### [Brief]
Leave out the pictures and transcribe everything else exactly.

### [Exercise material]
_ _ _ _ _ _ _

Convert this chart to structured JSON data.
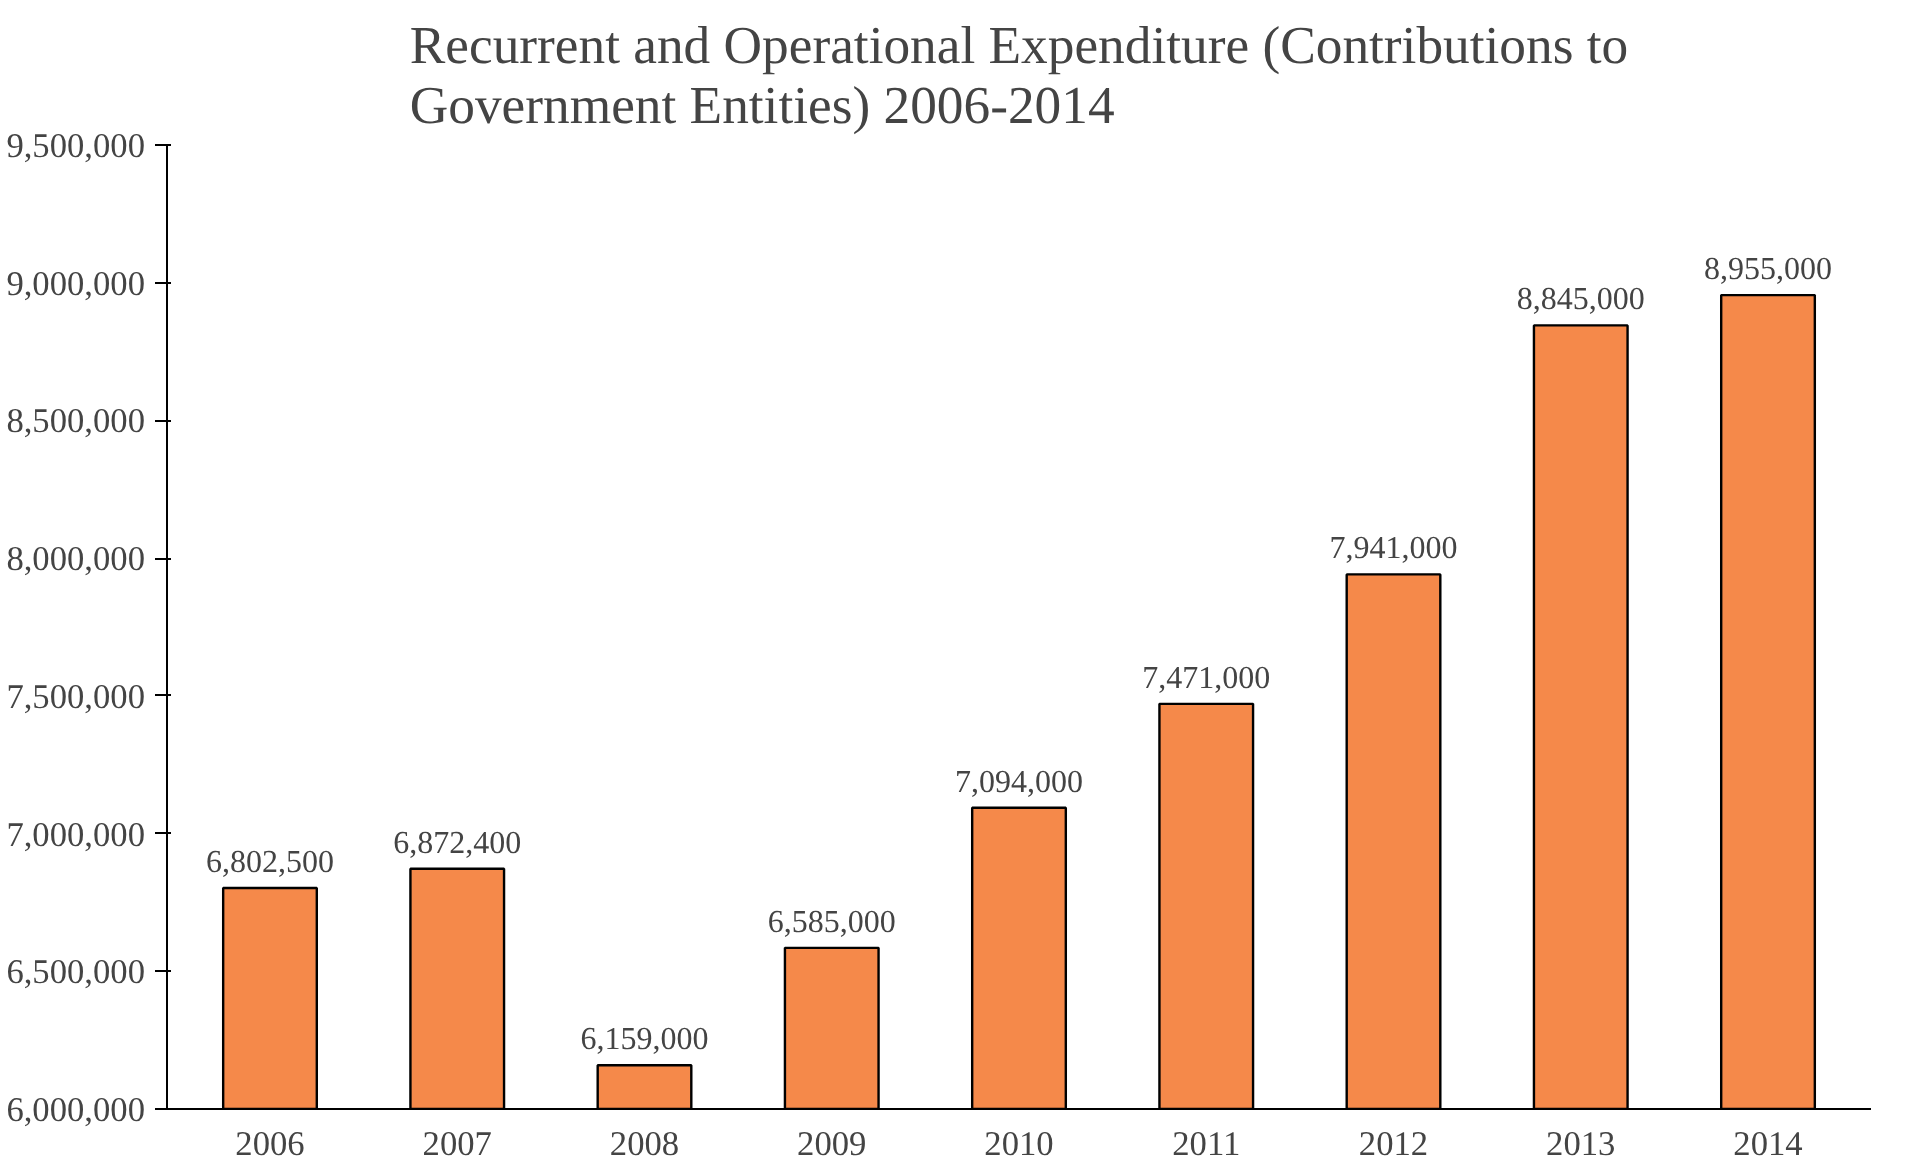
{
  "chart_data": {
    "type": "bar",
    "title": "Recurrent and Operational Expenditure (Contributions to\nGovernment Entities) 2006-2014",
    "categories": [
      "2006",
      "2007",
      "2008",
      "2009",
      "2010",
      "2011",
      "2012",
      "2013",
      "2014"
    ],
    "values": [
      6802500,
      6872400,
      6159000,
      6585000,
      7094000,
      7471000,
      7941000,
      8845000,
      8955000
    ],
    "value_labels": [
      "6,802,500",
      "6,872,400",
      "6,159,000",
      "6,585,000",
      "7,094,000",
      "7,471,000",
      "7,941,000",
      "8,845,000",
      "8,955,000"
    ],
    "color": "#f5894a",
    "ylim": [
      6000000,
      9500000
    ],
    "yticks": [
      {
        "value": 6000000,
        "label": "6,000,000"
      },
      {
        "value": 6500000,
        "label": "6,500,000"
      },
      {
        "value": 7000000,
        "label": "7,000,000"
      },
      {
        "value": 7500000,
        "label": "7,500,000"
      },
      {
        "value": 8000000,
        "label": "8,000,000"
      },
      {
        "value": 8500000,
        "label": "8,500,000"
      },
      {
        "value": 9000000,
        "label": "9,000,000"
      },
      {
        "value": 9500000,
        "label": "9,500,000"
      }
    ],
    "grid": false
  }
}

_ _ _ _ _ _ _

### [Completed exercise]
Convert this chart to structured JSON data.
{
  "chart_data": {
    "type": "bar",
    "title": "Recurrent and Operational Expenditure (Contributions to\nGovernment Entities) 2006-2014",
    "categories": [
      "2006",
      "2007",
      "2008",
      "2009",
      "2010",
      "2011",
      "2012",
      "2013",
      "2014"
    ],
    "values": [
      6802500,
      6872400,
      6159000,
      6585000,
      7094000,
      7471000,
      7941000,
      8845000,
      8955000
    ],
    "value_labels": [
      "6,802,500",
      "6,872,400",
      "6,159,000",
      "6,585,000",
      "7,094,000",
      "7,471,000",
      "7,941,000",
      "8,845,000",
      "8,955,000"
    ],
    "color": "#f5894a",
    "ylim": [
      6000000,
      9500000
    ],
    "yticks": [
      {
        "value": 6000000,
        "label": "6,000,000"
      },
      {
        "value": 6500000,
        "label": "6,500,000"
      },
      {
        "value": 7000000,
        "label": "7,000,000"
      },
      {
        "value": 7500000,
        "label": "7,500,000"
      },
      {
        "value": 8000000,
        "label": "8,000,000"
      },
      {
        "value": 8500000,
        "label": "8,500,000"
      },
      {
        "value": 9000000,
        "label": "9,000,000"
      },
      {
        "value": 9500000,
        "label": "9,500,000"
      }
    ],
    "grid": false
  }
}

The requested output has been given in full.